-- Input rows start --
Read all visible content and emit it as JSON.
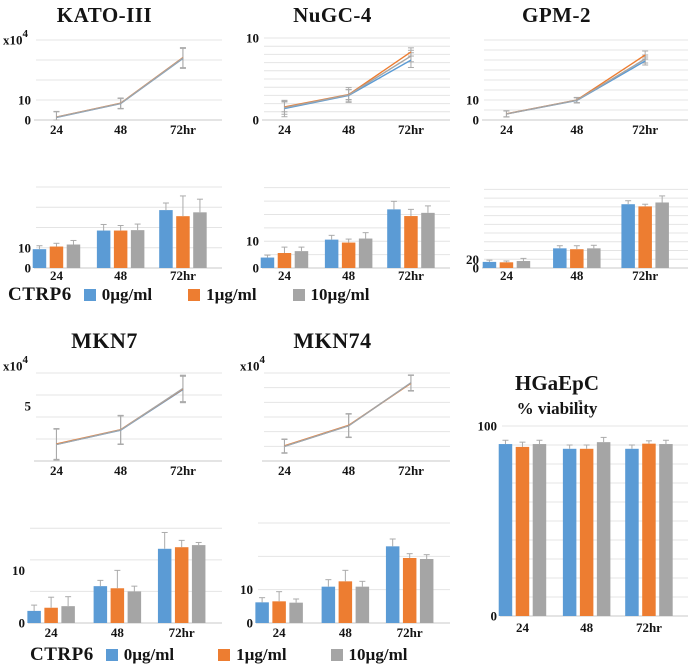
{
  "colors": {
    "series": [
      "#5B9BD5",
      "#ED7D31",
      "#A5A5A5"
    ],
    "gridline": "#E4E4E4",
    "axis": "#C8C8C8",
    "error_bar": "#ABABAB",
    "text": "#141414"
  },
  "legend": {
    "prefix": "CTRP6",
    "items": [
      {
        "label": "0µg/ml",
        "color": "#5B9BD5"
      },
      {
        "label": "1µg/ml",
        "color": "#ED7D31"
      },
      {
        "label": "10µg/ml",
        "color": "#A5A5A5"
      }
    ]
  },
  "chart_data": {
    "kato3_line": {
      "type": "line",
      "title": "KATO-III",
      "unit": "x10",
      "unit_exp": "4",
      "categories": [
        "24",
        "48",
        "72hr"
      ],
      "ylim": [
        0,
        41
      ],
      "grid_step": 10,
      "yticks": [
        {
          "v": 0,
          "label": "0"
        },
        {
          "v": 10,
          "label": "10"
        }
      ],
      "series": [
        {
          "name": "0µg/ml",
          "values": [
            1.3,
            8.2,
            30.8
          ],
          "err": [
            2.8,
            2.6,
            5.0
          ]
        },
        {
          "name": "1µg/ml",
          "values": [
            1.5,
            8.4,
            31.2
          ],
          "err": [
            2.8,
            2.6,
            5.0
          ]
        },
        {
          "name": "10µg/ml",
          "values": [
            1.4,
            8.3,
            31.0
          ],
          "err": [
            2.8,
            2.6,
            5.0
          ]
        }
      ]
    },
    "nugc4_line": {
      "type": "line",
      "title": "NuGC-4",
      "categories": [
        "24",
        "48",
        "72hr"
      ],
      "ylim": [
        0,
        10
      ],
      "grid_step": 1,
      "yticks": [
        {
          "v": 0,
          "label": "0"
        },
        {
          "v": 10,
          "label": "10"
        }
      ],
      "series": [
        {
          "name": "0µg/ml",
          "values": [
            1.4,
            3.0,
            7.3
          ],
          "err": [
            1.0,
            0.7,
            0.9
          ]
        },
        {
          "name": "1µg/ml",
          "values": [
            1.6,
            3.1,
            8.3
          ],
          "err": [
            0.6,
            0.6,
            0.5
          ]
        },
        {
          "name": "10µg/ml",
          "values": [
            1.5,
            3.05,
            7.8
          ],
          "err": [
            0.8,
            0.9,
            0.7
          ]
        }
      ]
    },
    "gpm2_line": {
      "type": "line",
      "title": "GPM-2",
      "categories": [
        "24",
        "48",
        "72hr"
      ],
      "ylim": [
        0,
        41
      ],
      "grid_step": 5,
      "yticks": [
        {
          "v": 0,
          "label": "0"
        },
        {
          "v": 10,
          "label": "10"
        }
      ],
      "series": [
        {
          "name": "0µg/ml",
          "values": [
            3.0,
            9.8,
            29.5
          ],
          "err": [
            1.5,
            1.3,
            2.0
          ]
        },
        {
          "name": "1µg/ml",
          "values": [
            3.1,
            10.0,
            32.5
          ],
          "err": [
            1.5,
            1.3,
            2.0
          ]
        },
        {
          "name": "10µg/ml",
          "values": [
            3.05,
            9.9,
            30.5
          ],
          "err": [
            1.5,
            1.3,
            2.0
          ]
        }
      ]
    },
    "kato3_bar": {
      "type": "bar",
      "categories": [
        "24",
        "48",
        "72hr"
      ],
      "ylim": [
        0,
        41
      ],
      "grid_step": 10,
      "yticks": [
        {
          "v": 0,
          "label": "0"
        },
        {
          "v": 10,
          "label": "10"
        }
      ],
      "series": [
        {
          "name": "0µg/ml",
          "values": [
            9.3,
            18.5,
            28.6
          ],
          "err": [
            1.7,
            3.0,
            3.5
          ]
        },
        {
          "name": "1µg/ml",
          "values": [
            10.6,
            18.5,
            25.6
          ],
          "err": [
            1.6,
            2.5,
            10.0
          ]
        },
        {
          "name": "10µg/ml",
          "values": [
            11.6,
            18.7,
            27.5
          ],
          "err": [
            2.0,
            3.0,
            6.5
          ]
        }
      ]
    },
    "nugc4_bar": {
      "type": "bar",
      "categories": [
        "24",
        "48",
        "72hr"
      ],
      "ylim": [
        0,
        31
      ],
      "grid_step": 5,
      "yticks": [
        {
          "v": 0,
          "label": "0"
        },
        {
          "v": 10,
          "label": "10"
        }
      ],
      "series": [
        {
          "name": "0µg/ml",
          "values": [
            3.9,
            10.6,
            21.9
          ],
          "err": [
            0.9,
            1.6,
            3.0
          ]
        },
        {
          "name": "1µg/ml",
          "values": [
            5.6,
            9.5,
            19.4
          ],
          "err": [
            2.2,
            1.3,
            2.5
          ]
        },
        {
          "name": "10µg/ml",
          "values": [
            6.3,
            11.0,
            20.6
          ],
          "err": [
            1.5,
            2.2,
            2.6
          ]
        }
      ]
    },
    "gpm2_bar": {
      "type": "bar",
      "categories": [
        "24",
        "48",
        "72hr"
      ],
      "ylim": [
        0,
        190
      ],
      "grid_step": 20,
      "yticks": [
        {
          "v": 0,
          "label": "0"
        },
        {
          "v": 20,
          "label": "20"
        }
      ],
      "series": [
        {
          "name": "0µg/ml",
          "values": [
            14,
            45,
            146
          ],
          "err": [
            4,
            6,
            8
          ]
        },
        {
          "name": "1µg/ml",
          "values": [
            13,
            43,
            141
          ],
          "err": [
            3,
            8,
            5
          ]
        },
        {
          "name": "10µg/ml",
          "values": [
            16,
            45,
            150
          ],
          "err": [
            6,
            7,
            15
          ]
        }
      ]
    },
    "mkn7_line": {
      "type": "line",
      "title": "MKN7",
      "unit": "x10",
      "unit_exp": "4",
      "categories": [
        "24",
        "48",
        "72hr"
      ],
      "ylim": [
        0,
        8
      ],
      "grid_step": 2,
      "yticks": [
        {
          "v": 5,
          "label": "5"
        }
      ],
      "series": [
        {
          "name": "0µg/ml",
          "values": [
            1.5,
            2.8,
            6.5
          ],
          "err": [
            1.4,
            1.3,
            1.2
          ]
        },
        {
          "name": "1µg/ml",
          "values": [
            1.55,
            2.85,
            6.55
          ],
          "err": [
            1.4,
            1.3,
            1.2
          ]
        },
        {
          "name": "10µg/ml",
          "values": [
            1.5,
            2.82,
            6.6
          ],
          "err": [
            1.4,
            1.3,
            1.2
          ]
        }
      ]
    },
    "mkn74_line": {
      "type": "line",
      "title": "MKN74",
      "unit": "x10",
      "unit_exp": "4",
      "categories": [
        "24",
        "48",
        "72hr"
      ],
      "ylim": [
        0,
        9
      ],
      "grid_step": 1.5,
      "yticks": [],
      "series": [
        {
          "name": "0µg/ml",
          "values": [
            1.5,
            3.6,
            8.0
          ],
          "err": [
            0.7,
            1.2,
            0.8
          ]
        },
        {
          "name": "1µg/ml",
          "values": [
            1.55,
            3.65,
            7.95
          ],
          "err": [
            0.7,
            1.2,
            0.8
          ]
        },
        {
          "name": "10µg/ml",
          "values": [
            1.5,
            3.6,
            8.0
          ],
          "err": [
            0.7,
            1.2,
            0.8
          ]
        }
      ]
    },
    "hgaepc_bar": {
      "type": "bar",
      "title": "HGaEpC",
      "subtitle": "% viability",
      "subtitle_mark": "-",
      "categories": [
        "24",
        "48",
        "72hr"
      ],
      "ylim": [
        0,
        100
      ],
      "grid_step": 10,
      "yticks": [
        {
          "v": 0,
          "label": "0"
        },
        {
          "v": 100,
          "label": "100"
        }
      ],
      "series": [
        {
          "name": "0µg/ml",
          "values": [
            90.5,
            88.0,
            88.0
          ],
          "err": [
            2.0,
            2.0,
            2.0
          ]
        },
        {
          "name": "1µg/ml",
          "values": [
            89.0,
            88.0,
            90.7
          ],
          "err": [
            2.5,
            2.0,
            1.5
          ]
        },
        {
          "name": "10µg/ml",
          "values": [
            90.5,
            91.5,
            90.5
          ],
          "err": [
            2.0,
            2.5,
            2.0
          ]
        }
      ]
    },
    "mkn7_bar": {
      "type": "bar",
      "categories": [
        "24",
        "48",
        "72hr"
      ],
      "ylim": [
        0,
        19
      ],
      "grid_step": 6,
      "yticks": [
        {
          "v": 0,
          "label": "0"
        },
        {
          "v": 10,
          "label": "10"
        }
      ],
      "series": [
        {
          "name": "0µg/ml",
          "values": [
            2.3,
            7.0,
            14.1
          ],
          "err": [
            1.1,
            1.1,
            3.1
          ]
        },
        {
          "name": "1µg/ml",
          "values": [
            2.9,
            6.6,
            14.4
          ],
          "err": [
            2.0,
            3.4,
            1.3
          ]
        },
        {
          "name": "10µg/ml",
          "values": [
            3.2,
            6.0,
            14.8
          ],
          "err": [
            1.8,
            1.0,
            0.5
          ]
        }
      ]
    },
    "mkn74_bar": {
      "type": "bar",
      "categories": [
        "24",
        "48",
        "72hr"
      ],
      "ylim": [
        0,
        30
      ],
      "grid_step": 10,
      "yticks": [
        {
          "v": 0,
          "label": "0"
        },
        {
          "v": 10,
          "label": "10"
        }
      ],
      "series": [
        {
          "name": "0µg/ml",
          "values": [
            6.2,
            10.9,
            23.0
          ],
          "err": [
            1.4,
            2.1,
            2.2
          ]
        },
        {
          "name": "1µg/ml",
          "values": [
            6.5,
            12.5,
            19.5
          ],
          "err": [
            2.9,
            3.3,
            1.3
          ]
        },
        {
          "name": "10µg/ml",
          "values": [
            6.1,
            10.9,
            19.2
          ],
          "err": [
            1.1,
            1.6,
            1.3
          ]
        }
      ]
    }
  }
}
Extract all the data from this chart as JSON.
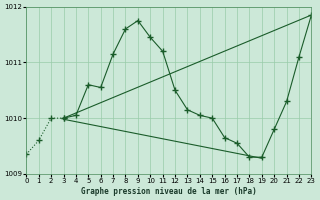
-- Input rows end --
[Work to do]: Pull out all lines containing the word "JSON" from the entries above.

[Problem solution]:
Read all visible content and emit it as JSON.
Extract all the data from this chart as JSON.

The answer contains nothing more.